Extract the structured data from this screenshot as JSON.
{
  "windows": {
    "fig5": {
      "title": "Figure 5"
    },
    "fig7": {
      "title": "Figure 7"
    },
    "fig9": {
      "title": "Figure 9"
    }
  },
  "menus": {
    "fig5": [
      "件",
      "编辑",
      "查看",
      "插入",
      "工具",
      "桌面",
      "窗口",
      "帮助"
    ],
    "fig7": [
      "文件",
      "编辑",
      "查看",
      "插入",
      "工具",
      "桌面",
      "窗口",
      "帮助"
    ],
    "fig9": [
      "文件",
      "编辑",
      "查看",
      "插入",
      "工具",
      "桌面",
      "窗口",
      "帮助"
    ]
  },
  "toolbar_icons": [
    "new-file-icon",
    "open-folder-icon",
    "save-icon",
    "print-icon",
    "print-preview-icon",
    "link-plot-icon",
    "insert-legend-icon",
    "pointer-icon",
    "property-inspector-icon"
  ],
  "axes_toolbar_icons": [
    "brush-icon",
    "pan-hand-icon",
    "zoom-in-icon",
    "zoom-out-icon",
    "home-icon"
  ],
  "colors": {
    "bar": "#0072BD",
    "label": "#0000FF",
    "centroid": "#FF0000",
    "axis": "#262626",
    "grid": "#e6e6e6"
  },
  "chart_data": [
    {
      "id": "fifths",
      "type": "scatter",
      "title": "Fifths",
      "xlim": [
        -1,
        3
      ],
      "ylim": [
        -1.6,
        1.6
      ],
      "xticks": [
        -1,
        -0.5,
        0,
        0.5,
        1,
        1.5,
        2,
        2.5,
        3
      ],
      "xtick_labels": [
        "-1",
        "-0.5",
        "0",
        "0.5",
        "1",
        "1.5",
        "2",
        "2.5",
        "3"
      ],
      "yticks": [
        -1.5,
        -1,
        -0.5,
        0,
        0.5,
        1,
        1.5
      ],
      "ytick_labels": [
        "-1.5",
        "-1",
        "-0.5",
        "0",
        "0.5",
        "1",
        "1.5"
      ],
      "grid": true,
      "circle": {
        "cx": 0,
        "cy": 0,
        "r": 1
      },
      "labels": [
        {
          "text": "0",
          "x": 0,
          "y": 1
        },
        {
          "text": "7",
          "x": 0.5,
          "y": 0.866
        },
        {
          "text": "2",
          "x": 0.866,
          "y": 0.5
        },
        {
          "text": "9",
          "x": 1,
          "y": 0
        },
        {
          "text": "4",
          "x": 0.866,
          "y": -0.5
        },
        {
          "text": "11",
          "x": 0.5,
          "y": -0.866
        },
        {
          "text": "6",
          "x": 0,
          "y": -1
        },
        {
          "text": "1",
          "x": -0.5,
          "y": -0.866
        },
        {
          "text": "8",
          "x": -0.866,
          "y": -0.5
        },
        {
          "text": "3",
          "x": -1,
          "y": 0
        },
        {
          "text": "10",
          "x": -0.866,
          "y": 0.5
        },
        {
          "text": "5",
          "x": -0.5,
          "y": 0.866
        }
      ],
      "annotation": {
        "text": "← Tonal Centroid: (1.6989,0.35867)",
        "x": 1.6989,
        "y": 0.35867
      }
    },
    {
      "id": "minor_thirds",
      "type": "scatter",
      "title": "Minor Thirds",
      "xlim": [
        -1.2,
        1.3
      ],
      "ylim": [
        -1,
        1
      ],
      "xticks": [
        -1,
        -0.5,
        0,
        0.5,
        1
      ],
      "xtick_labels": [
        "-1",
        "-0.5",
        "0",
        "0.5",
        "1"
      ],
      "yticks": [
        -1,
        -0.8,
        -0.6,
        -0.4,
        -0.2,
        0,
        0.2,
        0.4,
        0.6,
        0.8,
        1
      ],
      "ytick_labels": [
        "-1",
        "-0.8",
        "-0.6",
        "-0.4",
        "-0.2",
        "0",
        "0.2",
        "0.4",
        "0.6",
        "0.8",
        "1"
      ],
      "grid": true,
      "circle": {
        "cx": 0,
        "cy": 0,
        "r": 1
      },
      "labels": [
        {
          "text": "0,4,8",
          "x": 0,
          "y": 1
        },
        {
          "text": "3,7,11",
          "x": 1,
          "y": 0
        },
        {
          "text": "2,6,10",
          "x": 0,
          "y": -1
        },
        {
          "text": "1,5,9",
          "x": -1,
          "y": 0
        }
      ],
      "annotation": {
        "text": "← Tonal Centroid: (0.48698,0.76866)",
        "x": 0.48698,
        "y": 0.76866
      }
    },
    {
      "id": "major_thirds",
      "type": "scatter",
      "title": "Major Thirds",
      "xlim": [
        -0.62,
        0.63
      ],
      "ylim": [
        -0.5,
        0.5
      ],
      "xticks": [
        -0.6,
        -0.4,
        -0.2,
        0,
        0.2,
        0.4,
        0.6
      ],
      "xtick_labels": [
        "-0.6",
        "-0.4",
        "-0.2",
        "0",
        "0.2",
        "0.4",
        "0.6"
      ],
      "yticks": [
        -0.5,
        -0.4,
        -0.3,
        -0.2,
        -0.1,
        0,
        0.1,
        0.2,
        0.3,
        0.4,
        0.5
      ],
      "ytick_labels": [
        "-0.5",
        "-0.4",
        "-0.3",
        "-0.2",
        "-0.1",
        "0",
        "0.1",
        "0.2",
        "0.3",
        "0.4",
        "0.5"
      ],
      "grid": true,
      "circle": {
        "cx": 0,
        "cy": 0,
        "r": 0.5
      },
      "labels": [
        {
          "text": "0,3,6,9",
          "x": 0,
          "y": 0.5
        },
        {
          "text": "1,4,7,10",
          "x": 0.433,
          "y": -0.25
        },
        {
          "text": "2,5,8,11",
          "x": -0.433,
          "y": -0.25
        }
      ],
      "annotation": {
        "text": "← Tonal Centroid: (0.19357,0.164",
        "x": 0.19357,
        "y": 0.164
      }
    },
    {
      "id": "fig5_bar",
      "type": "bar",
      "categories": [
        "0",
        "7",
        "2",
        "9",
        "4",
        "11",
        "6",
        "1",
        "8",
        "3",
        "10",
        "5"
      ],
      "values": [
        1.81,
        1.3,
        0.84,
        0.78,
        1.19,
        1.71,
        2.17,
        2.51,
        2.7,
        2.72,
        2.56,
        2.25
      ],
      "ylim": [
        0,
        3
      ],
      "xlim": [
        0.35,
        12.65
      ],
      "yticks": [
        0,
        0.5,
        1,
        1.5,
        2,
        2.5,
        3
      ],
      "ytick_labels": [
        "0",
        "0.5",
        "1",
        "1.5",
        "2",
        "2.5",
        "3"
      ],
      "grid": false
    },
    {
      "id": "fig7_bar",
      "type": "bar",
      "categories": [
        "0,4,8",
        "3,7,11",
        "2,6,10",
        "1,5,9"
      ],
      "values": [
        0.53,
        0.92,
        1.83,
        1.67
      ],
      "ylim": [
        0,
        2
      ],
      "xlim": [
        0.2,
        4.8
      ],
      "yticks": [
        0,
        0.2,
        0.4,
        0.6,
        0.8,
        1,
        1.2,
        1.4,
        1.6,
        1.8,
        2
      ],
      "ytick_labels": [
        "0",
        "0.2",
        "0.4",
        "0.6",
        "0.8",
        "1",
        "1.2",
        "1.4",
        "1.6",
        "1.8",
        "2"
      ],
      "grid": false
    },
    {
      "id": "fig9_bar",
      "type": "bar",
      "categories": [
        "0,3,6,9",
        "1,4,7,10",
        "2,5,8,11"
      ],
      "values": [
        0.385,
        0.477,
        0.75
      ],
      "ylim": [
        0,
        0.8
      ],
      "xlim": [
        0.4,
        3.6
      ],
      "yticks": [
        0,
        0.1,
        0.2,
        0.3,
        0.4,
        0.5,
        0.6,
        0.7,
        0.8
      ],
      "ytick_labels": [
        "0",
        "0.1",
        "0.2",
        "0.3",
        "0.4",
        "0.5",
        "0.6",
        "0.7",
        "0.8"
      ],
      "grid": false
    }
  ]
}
◆ ◆ ◆ ◆
Copy every line above in which the string "Tonal" shows up.

        "text": "← Tonal Centroid: (1.6989,0.35867)",
        "text": "← Tonal Centroid: (0.48698,0.76866)",
        "text": "← Tonal Centroid: (0.19357,0.164",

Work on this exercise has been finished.